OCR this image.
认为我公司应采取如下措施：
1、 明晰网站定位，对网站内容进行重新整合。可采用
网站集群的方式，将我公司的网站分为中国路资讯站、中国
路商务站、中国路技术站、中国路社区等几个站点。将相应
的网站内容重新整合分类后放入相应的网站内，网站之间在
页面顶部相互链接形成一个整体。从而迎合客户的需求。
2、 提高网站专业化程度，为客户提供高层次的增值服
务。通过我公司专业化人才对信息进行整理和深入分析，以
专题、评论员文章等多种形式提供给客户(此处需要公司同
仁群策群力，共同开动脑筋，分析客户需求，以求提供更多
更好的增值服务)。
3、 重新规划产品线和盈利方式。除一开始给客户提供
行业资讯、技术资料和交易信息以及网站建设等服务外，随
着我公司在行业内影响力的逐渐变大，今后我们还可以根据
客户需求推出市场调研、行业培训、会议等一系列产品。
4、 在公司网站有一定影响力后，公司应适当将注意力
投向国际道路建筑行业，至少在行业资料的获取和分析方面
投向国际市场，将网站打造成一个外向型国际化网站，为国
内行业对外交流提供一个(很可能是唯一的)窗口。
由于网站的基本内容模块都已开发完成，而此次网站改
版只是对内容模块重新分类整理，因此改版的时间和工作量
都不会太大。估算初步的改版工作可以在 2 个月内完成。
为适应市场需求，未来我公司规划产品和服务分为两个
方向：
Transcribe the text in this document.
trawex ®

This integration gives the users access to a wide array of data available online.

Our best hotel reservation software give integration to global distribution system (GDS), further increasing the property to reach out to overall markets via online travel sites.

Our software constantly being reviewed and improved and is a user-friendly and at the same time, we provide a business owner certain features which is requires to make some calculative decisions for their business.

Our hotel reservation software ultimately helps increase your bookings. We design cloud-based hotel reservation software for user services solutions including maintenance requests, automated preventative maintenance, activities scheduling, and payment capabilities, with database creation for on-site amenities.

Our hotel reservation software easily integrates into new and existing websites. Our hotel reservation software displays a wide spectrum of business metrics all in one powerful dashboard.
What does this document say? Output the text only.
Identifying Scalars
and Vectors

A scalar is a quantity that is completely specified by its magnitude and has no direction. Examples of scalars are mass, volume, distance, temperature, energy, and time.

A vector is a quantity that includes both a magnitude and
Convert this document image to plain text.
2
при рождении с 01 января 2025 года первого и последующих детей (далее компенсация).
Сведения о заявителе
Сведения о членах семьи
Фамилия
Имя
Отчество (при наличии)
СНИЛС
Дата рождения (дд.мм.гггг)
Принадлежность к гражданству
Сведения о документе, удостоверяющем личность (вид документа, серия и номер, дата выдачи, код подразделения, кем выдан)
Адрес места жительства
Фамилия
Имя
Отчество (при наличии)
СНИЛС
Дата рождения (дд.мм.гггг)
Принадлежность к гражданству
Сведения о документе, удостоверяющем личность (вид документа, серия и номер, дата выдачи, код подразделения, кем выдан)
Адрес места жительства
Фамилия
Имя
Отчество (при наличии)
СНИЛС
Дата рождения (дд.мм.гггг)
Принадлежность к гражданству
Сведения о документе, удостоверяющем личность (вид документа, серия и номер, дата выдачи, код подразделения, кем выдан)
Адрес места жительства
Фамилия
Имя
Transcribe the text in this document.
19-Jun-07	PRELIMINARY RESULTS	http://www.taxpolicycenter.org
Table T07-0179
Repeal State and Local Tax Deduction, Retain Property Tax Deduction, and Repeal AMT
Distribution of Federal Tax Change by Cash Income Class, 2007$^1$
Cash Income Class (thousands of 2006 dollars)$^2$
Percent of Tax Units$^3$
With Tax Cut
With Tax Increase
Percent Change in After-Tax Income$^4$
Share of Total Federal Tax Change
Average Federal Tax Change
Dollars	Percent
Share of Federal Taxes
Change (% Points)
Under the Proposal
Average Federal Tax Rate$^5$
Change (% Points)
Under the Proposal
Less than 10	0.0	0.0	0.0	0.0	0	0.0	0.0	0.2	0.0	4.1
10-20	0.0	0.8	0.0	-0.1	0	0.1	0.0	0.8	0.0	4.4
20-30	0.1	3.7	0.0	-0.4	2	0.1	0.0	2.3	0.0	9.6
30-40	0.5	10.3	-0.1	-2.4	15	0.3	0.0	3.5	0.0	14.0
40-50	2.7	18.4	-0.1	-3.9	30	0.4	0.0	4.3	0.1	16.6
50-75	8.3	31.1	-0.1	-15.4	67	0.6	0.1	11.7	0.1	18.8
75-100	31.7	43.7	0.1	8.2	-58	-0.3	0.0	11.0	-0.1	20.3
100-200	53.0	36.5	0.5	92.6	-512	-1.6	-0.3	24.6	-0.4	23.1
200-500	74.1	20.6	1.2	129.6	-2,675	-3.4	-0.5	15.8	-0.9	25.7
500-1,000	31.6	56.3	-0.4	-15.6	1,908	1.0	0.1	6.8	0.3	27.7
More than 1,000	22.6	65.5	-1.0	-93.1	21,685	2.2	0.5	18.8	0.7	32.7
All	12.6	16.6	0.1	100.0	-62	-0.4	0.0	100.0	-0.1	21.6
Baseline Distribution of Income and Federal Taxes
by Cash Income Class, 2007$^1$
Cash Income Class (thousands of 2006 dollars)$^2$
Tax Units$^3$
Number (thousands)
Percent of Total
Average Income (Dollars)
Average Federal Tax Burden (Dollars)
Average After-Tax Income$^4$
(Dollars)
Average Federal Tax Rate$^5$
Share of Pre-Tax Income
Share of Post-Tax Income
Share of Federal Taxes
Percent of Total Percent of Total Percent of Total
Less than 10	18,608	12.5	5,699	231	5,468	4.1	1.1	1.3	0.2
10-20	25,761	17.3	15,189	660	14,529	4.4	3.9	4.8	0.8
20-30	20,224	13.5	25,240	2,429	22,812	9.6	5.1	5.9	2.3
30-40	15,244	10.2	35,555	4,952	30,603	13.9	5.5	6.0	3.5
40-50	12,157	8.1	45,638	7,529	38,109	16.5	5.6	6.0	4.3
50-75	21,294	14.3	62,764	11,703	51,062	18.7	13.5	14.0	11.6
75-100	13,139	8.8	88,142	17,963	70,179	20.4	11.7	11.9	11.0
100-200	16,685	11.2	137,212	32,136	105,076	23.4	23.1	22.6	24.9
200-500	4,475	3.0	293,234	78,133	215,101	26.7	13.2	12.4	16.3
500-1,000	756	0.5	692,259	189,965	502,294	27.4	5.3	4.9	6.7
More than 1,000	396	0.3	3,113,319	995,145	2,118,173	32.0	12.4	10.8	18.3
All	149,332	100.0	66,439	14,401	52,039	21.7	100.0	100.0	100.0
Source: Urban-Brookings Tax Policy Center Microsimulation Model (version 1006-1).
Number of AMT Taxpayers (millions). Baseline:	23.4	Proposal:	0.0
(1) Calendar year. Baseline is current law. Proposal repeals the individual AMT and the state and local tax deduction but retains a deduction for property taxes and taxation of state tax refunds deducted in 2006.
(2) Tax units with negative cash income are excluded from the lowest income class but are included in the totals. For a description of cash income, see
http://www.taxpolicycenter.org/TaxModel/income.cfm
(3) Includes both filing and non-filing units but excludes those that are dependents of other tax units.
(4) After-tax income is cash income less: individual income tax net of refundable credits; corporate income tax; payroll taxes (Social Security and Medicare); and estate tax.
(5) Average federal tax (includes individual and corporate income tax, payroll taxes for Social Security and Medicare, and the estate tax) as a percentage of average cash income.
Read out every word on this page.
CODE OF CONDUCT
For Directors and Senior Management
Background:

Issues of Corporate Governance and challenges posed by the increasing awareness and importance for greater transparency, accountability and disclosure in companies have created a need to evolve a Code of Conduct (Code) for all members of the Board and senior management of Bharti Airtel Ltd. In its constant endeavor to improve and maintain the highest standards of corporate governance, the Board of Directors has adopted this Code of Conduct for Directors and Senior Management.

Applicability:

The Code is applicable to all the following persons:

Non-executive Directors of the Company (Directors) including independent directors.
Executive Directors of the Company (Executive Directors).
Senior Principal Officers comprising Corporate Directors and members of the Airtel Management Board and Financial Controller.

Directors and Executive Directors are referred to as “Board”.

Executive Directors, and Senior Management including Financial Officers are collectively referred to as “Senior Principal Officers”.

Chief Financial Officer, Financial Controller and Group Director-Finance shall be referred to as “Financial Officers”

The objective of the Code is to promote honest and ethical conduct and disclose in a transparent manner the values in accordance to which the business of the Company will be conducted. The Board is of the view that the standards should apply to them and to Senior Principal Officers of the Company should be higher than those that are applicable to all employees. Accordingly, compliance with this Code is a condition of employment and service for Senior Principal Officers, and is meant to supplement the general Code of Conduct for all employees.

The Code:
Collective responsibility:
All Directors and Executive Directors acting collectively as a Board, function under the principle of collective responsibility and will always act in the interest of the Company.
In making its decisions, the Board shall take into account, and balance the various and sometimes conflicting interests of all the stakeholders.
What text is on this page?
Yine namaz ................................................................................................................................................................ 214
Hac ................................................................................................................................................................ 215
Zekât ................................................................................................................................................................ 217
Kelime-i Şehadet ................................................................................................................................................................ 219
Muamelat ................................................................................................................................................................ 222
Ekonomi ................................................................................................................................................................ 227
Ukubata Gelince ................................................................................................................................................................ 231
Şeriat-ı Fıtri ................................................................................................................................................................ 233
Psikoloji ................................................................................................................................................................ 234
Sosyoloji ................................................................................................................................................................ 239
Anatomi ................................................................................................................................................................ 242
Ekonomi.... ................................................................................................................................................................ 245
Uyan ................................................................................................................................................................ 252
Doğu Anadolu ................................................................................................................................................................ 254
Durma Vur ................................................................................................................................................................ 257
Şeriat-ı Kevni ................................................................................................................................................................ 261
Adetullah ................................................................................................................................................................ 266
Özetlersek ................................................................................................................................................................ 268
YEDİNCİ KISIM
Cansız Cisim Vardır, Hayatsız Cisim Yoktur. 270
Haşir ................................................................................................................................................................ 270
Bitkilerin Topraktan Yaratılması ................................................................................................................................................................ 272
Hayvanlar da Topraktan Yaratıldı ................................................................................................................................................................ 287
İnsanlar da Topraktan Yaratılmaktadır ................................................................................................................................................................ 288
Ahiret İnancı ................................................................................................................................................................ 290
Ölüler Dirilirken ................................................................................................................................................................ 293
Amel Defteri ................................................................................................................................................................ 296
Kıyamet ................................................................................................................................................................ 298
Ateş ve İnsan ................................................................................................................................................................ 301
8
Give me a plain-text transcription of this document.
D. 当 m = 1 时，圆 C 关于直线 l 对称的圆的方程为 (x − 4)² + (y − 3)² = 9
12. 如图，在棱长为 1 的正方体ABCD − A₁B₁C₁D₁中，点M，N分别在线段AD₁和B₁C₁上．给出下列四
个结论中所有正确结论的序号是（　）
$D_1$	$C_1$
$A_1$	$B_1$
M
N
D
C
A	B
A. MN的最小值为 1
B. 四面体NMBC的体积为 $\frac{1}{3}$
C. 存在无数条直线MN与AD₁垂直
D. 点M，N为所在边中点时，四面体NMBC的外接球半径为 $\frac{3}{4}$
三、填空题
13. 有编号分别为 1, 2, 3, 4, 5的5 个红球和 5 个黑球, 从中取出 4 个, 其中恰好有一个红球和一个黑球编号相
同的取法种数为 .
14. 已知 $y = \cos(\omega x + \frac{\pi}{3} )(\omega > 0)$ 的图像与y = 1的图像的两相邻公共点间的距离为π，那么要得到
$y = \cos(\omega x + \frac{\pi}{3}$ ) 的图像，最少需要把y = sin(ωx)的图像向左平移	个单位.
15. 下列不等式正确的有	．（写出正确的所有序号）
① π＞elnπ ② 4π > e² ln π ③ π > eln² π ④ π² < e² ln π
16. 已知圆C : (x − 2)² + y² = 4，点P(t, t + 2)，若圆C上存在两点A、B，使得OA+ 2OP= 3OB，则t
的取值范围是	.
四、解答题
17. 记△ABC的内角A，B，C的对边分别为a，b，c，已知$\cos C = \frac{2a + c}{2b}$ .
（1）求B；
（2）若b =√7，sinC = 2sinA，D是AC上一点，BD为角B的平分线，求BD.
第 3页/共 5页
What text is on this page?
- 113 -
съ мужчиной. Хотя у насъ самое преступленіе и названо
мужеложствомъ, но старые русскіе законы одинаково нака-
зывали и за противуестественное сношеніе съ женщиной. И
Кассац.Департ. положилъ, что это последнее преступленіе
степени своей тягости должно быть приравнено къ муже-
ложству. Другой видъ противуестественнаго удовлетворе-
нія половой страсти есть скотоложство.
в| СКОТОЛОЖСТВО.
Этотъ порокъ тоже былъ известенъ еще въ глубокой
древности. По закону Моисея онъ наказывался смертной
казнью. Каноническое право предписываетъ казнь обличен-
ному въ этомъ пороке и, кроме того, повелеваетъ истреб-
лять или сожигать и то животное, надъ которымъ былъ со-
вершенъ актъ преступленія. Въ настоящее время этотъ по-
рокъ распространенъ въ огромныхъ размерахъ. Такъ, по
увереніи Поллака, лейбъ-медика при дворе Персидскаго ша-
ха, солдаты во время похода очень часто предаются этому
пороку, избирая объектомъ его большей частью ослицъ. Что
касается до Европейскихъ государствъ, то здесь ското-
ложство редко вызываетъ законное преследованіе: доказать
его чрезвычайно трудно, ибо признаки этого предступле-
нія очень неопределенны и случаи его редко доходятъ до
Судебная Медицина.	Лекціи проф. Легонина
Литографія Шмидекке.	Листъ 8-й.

Task goal: Find the lines holding "http" and list every one.

Full answer:
19-Jun-07	PRELIMINARY RESULTS	http://www.taxpolicycenter.org
http://www.taxpolicycenter.org/TaxModel/income.cfm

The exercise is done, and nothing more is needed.